Search the records for the word "Automated" and report each line that has it.

> [THE INPUT]

__________________________________________________

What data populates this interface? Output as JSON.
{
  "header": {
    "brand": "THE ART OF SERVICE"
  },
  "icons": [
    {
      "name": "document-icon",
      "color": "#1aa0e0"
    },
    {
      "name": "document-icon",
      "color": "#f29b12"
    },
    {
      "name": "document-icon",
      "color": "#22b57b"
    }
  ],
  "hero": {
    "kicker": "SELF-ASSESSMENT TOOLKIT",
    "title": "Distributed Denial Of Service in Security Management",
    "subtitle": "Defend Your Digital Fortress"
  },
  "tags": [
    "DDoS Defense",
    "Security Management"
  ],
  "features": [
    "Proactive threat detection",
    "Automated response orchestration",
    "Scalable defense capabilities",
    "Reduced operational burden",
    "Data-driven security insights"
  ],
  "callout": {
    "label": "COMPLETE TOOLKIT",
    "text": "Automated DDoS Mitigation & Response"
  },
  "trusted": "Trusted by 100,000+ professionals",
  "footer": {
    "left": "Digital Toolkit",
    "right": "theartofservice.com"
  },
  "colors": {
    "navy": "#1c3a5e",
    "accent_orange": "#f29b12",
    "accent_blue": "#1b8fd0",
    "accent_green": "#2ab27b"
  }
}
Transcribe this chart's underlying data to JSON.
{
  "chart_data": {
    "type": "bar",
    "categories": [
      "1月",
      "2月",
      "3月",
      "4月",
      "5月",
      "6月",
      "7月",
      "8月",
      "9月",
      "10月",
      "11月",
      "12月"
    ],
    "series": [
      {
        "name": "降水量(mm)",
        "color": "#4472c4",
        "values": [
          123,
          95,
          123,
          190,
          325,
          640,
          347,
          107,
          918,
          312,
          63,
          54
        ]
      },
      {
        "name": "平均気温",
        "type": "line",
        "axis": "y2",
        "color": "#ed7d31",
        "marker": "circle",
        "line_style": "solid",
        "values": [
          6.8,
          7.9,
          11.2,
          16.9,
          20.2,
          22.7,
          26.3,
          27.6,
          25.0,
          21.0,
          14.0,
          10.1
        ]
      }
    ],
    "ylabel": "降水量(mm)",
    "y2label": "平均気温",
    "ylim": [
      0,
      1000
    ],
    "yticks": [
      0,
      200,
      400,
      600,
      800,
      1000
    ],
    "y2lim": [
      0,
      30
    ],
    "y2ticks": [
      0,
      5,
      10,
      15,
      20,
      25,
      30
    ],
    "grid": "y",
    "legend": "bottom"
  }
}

__________________________________________________

> [CORRECT RESULT]
    "Automated response orchestration",
    "text": "Automated DDoS Mitigation & Response"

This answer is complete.